* Start DATASET CONTENT *
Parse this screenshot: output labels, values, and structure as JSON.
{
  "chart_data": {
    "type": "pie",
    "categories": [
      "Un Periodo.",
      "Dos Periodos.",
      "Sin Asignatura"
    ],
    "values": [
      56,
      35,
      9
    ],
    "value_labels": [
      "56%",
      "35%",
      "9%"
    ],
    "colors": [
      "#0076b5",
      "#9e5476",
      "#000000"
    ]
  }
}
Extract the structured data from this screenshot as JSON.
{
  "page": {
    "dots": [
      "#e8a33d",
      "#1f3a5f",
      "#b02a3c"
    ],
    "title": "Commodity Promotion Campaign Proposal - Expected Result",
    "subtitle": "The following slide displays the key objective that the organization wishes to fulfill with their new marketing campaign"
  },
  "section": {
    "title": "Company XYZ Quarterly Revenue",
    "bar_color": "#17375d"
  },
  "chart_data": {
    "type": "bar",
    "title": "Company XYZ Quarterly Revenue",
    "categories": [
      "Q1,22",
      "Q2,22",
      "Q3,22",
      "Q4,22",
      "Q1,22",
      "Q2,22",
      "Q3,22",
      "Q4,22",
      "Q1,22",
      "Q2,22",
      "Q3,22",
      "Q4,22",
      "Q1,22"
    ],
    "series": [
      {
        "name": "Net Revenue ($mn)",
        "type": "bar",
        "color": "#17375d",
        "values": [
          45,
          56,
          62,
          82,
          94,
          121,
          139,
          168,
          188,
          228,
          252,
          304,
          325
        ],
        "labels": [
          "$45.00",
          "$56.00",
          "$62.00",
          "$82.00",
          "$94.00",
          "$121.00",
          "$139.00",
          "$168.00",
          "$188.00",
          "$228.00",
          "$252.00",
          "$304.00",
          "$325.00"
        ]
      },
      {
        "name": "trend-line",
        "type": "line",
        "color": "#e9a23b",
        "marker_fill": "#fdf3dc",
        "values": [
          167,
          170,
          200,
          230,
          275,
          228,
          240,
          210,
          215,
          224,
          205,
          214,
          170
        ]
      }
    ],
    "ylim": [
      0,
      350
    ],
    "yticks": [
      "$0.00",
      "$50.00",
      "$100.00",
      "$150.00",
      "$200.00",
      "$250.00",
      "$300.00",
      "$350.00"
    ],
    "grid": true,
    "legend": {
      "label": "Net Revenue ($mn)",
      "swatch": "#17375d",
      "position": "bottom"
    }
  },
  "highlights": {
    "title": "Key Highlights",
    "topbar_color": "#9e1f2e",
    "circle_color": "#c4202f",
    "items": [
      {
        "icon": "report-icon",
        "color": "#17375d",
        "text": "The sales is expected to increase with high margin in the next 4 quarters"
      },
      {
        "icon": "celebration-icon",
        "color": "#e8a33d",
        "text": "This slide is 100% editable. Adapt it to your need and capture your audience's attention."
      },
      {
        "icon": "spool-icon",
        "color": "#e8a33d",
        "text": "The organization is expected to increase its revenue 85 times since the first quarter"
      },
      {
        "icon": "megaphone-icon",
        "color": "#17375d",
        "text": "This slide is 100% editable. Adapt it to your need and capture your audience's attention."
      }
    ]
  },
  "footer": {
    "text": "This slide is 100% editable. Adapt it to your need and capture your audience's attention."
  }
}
* End DATASET CONTENT *
* **PROBLEM**
Produce an exact copy of all the records.

* **EXERCISE RESULT**
Parse this screenshot: output labels, values, and structure as JSON.
{
  "chart_data": {
    "type": "pie",
    "categories": [
      "Un Periodo.",
      "Dos Periodos.",
      "Sin Asignatura"
    ],
    "values": [
      56,
      35,
      9
    ],
    "value_labels": [
      "56%",
      "35%",
      "9%"
    ],
    "colors": [
      "#0076b5",
      "#9e5476",
      "#000000"
    ]
  }
}
Extract the structured data from this screenshot as JSON.
{
  "page": {
    "dots": [
      "#e8a33d",
      "#1f3a5f",
      "#b02a3c"
    ],
    "title": "Commodity Promotion Campaign Proposal - Expected Result",
    "subtitle": "The following slide displays the key objective that the organization wishes to fulfill with their new marketing campaign"
  },
  "section": {
    "title": "Company XYZ Quarterly Revenue",
    "bar_color": "#17375d"
  },
  "chart_data": {
    "type": "bar",
    "title": "Company XYZ Quarterly Revenue",
    "categories": [
      "Q1,22",
      "Q2,22",
      "Q3,22",
      "Q4,22",
      "Q1,22",
      "Q2,22",
      "Q3,22",
      "Q4,22",
      "Q1,22",
      "Q2,22",
      "Q3,22",
      "Q4,22",
      "Q1,22"
    ],
    "series": [
      {
        "name": "Net Revenue ($mn)",
        "type": "bar",
        "color": "#17375d",
        "values": [
          45,
          56,
          62,
          82,
          94,
          121,
          139,
          168,
          188,
          228,
          252,
          304,
          325
        ],
        "labels": [
          "$45.00",
          "$56.00",
          "$62.00",
          "$82.00",
          "$94.00",
          "$121.00",
          "$139.00",
          "$168.00",
          "$188.00",
          "$228.00",
          "$252.00",
          "$304.00",
          "$325.00"
        ]
      },
      {
        "name": "trend-line",
        "type": "line",
        "color": "#e9a23b",
        "marker_fill": "#fdf3dc",
        "values": [
          167,
          170,
          200,
          230,
          275,
          228,
          240,
          210,
          215,
          224,
          205,
          214,
          170
        ]
      }
    ],
    "ylim": [
      0,
      350
    ],
    "yticks": [
      "$0.00",
      "$50.00",
      "$100.00",
      "$150.00",
      "$200.00",
      "$250.00",
      "$300.00",
      "$350.00"
    ],
    "grid": true,
    "legend": {
      "label": "Net Revenue ($mn)",
      "swatch": "#17375d",
      "position": "bottom"
    }
  },
  "highlights": {
    "title": "Key Highlights",
    "topbar_color": "#9e1f2e",
    "circle_color": "#c4202f",
    "items": [
      {
        "icon": "report-icon",
        "color": "#17375d",
        "text": "The sales is expected to increase with high margin in the next 4 quarters"
      },
      {
        "icon": "celebration-icon",
        "color": "#e8a33d",
        "text": "This slide is 100% editable. Adapt it to your need and capture your audience's attention."
      },
      {
        "icon": "spool-icon",
        "color": "#e8a33d",
        "text": "The organization is expected to increase its revenue 85 times since the first quarter"
      },
      {
        "icon": "megaphone-icon",
        "color": "#17375d",
        "text": "This slide is 100% editable. Adapt it to your need and capture your audience's attention."
      }
    ]
  },
  "footer": {
    "text": "This slide is 100% editable. Adapt it to your need and capture your audience's attention."
  }
}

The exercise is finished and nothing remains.